-- WHAT IS BEING ASKED --
Copy out all the lines where "this" shows up.

-- GIVEN ENTRIES --
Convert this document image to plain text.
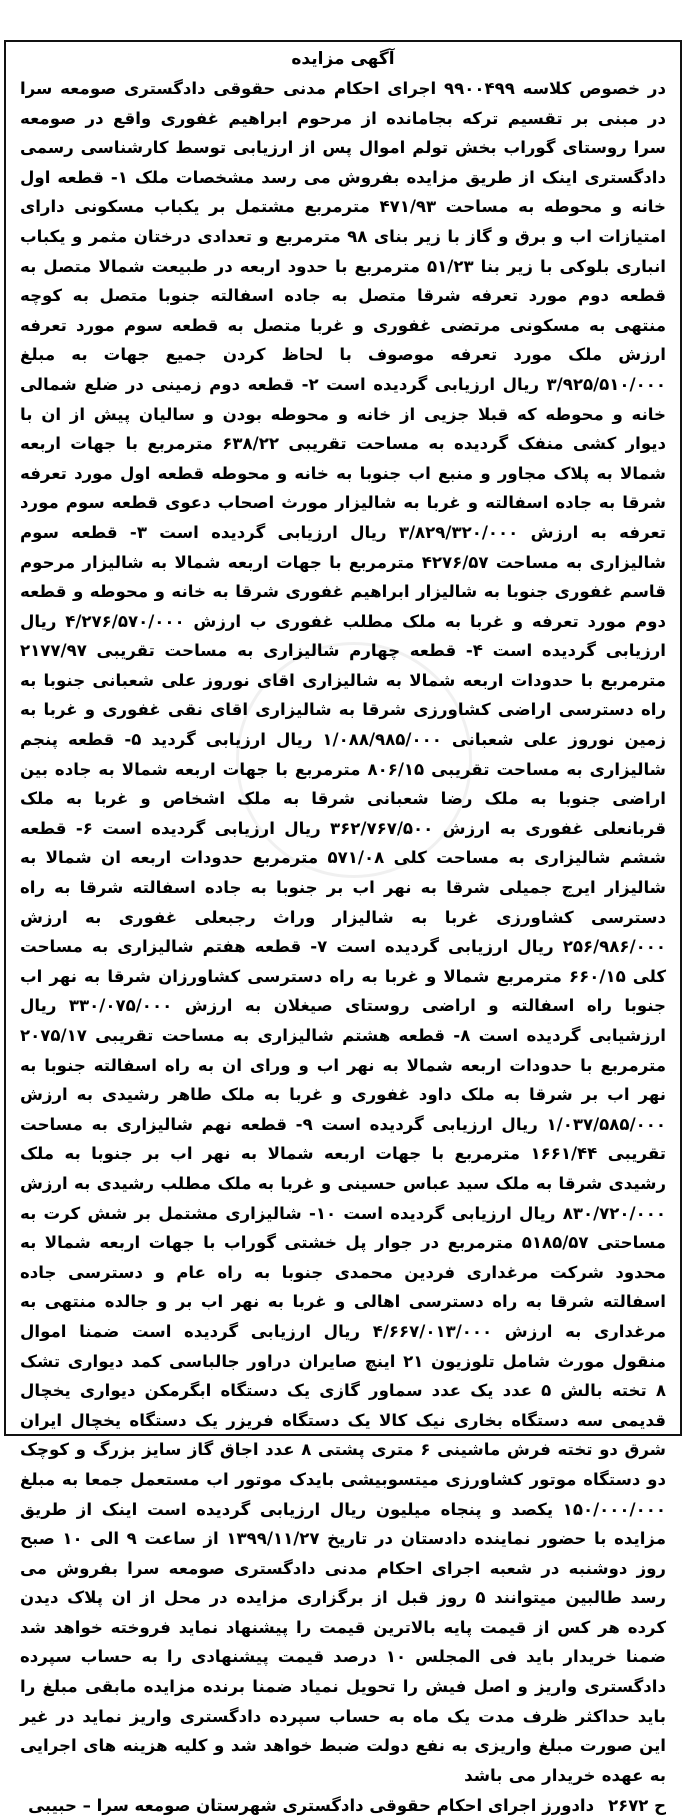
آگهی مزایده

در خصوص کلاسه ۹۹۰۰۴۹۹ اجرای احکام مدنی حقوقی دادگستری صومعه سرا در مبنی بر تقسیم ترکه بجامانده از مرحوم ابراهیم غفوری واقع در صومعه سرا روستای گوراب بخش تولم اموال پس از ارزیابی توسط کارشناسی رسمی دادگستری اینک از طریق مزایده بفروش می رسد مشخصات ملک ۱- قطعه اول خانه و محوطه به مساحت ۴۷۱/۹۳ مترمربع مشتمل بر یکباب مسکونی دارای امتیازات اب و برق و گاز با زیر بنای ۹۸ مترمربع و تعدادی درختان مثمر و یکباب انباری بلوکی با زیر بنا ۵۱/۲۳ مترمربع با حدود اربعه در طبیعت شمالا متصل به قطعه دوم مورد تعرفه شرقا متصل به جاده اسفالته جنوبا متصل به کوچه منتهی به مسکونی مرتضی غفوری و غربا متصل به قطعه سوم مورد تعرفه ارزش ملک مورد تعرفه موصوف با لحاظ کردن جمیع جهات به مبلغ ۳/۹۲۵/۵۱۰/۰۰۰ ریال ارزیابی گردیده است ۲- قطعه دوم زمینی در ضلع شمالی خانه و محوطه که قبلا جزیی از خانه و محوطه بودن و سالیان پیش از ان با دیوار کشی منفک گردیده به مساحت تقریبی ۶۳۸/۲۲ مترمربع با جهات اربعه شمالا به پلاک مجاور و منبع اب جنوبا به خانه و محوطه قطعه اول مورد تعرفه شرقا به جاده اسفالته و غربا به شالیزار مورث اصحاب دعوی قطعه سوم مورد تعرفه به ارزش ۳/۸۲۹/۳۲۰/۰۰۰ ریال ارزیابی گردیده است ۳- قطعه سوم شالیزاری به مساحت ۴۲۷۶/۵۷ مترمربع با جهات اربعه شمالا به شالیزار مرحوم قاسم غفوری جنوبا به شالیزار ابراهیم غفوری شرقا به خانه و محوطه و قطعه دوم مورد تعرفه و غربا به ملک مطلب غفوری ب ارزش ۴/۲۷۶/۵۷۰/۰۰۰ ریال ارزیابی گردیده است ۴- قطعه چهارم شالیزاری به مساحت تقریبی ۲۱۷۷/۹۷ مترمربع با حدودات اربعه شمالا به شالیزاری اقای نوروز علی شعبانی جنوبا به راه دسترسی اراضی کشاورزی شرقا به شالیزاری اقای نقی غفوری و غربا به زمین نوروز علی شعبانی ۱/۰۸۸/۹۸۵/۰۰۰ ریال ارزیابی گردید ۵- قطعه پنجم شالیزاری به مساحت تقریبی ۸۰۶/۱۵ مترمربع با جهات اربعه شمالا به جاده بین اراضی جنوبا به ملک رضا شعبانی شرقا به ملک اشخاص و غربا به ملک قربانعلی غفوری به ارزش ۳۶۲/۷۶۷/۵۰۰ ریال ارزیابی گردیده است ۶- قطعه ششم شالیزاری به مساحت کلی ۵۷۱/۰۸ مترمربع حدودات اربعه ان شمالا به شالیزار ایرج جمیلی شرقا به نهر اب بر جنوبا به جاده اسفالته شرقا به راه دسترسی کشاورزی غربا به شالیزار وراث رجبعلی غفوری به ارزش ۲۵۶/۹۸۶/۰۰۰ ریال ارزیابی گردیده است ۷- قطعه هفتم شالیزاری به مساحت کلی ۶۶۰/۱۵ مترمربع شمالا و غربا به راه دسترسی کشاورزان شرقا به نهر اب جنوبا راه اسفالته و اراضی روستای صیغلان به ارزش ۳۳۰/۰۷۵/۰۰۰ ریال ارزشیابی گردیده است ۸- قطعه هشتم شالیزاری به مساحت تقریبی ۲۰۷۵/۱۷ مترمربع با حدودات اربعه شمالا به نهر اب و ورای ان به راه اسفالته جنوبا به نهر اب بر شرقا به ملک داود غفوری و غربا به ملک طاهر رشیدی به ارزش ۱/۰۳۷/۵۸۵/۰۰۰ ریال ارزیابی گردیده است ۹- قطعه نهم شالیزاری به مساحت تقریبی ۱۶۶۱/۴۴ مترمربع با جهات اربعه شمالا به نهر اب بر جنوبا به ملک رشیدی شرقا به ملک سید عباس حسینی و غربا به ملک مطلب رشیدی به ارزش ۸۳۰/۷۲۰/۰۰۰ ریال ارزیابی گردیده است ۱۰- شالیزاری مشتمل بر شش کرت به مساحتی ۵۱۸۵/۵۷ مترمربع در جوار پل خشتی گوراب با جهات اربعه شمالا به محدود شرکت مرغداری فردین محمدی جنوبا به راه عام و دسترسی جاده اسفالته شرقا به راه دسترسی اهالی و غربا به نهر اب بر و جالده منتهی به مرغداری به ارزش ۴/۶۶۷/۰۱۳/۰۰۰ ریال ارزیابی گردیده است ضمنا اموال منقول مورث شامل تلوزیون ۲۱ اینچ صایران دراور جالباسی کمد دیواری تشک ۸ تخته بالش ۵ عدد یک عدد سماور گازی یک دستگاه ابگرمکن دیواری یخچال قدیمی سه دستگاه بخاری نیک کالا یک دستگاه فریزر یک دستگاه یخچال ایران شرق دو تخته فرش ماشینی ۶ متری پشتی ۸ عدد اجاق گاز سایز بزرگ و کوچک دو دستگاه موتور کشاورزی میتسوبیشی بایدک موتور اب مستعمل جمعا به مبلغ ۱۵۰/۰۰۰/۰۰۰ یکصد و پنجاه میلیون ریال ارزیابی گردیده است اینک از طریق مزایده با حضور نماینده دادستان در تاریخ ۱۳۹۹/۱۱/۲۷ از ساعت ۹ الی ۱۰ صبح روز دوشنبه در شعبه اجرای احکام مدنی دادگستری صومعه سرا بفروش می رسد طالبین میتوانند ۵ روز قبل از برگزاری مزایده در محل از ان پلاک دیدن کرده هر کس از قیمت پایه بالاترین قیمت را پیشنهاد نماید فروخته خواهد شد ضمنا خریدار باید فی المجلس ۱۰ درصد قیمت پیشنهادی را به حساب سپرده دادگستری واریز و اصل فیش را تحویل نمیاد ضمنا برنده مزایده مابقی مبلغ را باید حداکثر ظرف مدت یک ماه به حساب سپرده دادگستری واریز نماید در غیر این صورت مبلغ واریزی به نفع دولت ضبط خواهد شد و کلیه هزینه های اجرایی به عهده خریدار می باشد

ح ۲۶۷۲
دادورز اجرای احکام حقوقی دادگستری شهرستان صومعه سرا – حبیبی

---

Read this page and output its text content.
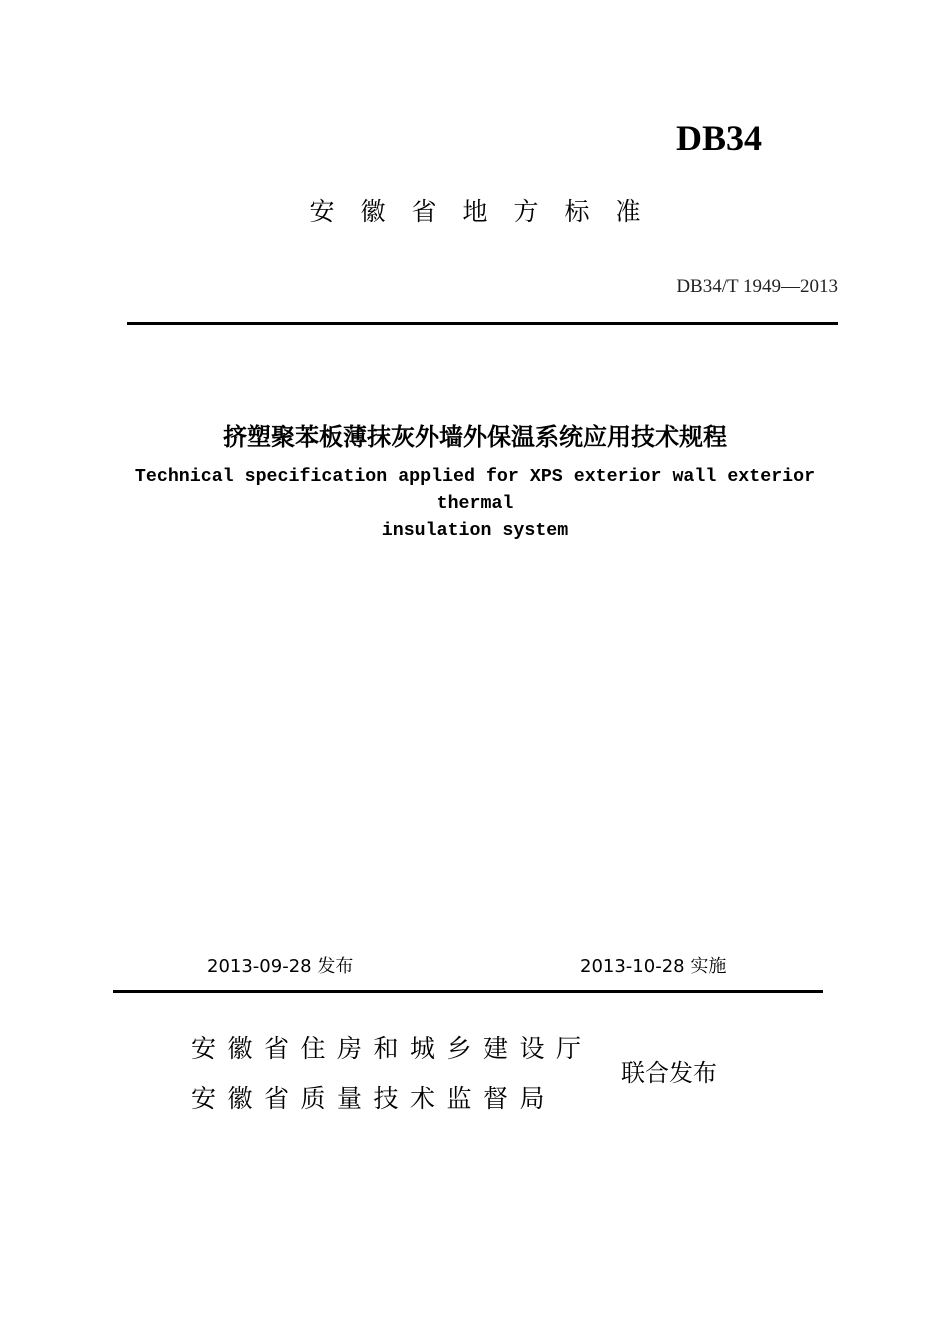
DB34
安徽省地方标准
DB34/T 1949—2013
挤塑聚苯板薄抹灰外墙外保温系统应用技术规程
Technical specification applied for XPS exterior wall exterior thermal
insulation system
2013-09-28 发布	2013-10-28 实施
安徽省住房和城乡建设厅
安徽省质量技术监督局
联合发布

==

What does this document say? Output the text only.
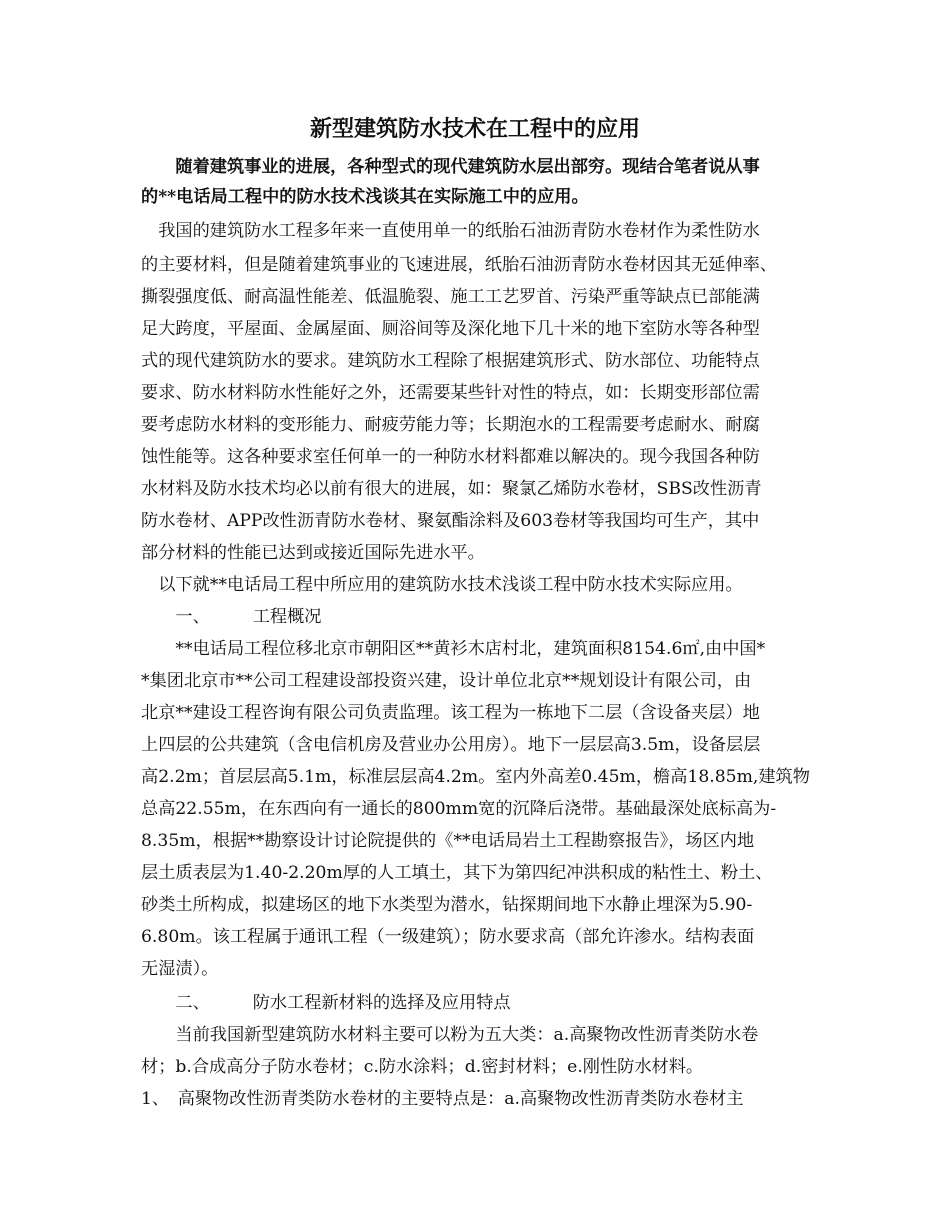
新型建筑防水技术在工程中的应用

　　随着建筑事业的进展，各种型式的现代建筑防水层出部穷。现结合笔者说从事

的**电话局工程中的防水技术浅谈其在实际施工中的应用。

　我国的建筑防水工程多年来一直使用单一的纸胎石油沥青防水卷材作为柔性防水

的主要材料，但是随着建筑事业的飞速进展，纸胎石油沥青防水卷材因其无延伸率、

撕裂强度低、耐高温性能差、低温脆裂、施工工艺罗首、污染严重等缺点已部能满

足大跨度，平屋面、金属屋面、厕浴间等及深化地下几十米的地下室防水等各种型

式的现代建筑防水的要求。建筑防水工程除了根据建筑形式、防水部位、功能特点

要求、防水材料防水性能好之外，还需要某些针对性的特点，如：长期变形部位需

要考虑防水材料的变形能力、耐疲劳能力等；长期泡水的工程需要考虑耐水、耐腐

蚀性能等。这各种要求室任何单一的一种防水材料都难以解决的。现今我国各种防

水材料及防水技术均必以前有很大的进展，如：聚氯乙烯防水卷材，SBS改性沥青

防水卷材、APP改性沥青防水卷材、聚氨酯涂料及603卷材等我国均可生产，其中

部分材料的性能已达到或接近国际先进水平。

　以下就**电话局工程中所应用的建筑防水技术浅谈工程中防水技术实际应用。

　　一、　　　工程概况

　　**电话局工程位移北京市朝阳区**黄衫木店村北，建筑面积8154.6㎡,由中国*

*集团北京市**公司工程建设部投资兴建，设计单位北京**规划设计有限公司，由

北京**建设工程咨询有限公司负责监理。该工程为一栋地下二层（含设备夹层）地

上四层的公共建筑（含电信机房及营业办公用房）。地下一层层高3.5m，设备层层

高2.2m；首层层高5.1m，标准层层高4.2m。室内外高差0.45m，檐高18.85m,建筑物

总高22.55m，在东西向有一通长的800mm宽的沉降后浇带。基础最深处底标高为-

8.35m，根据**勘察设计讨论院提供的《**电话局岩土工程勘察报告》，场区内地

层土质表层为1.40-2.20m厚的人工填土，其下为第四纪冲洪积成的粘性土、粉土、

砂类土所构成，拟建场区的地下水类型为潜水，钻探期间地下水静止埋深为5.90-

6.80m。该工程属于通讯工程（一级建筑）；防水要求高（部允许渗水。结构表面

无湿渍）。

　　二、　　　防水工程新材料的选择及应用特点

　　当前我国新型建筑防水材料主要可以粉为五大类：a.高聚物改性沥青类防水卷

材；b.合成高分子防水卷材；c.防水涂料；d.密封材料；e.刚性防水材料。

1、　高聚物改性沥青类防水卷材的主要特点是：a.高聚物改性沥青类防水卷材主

-- RESULT OF THE EXERCISE --
Convert this document image to plain text.
Read this page and output its text content.
What does this document say? Output the text only.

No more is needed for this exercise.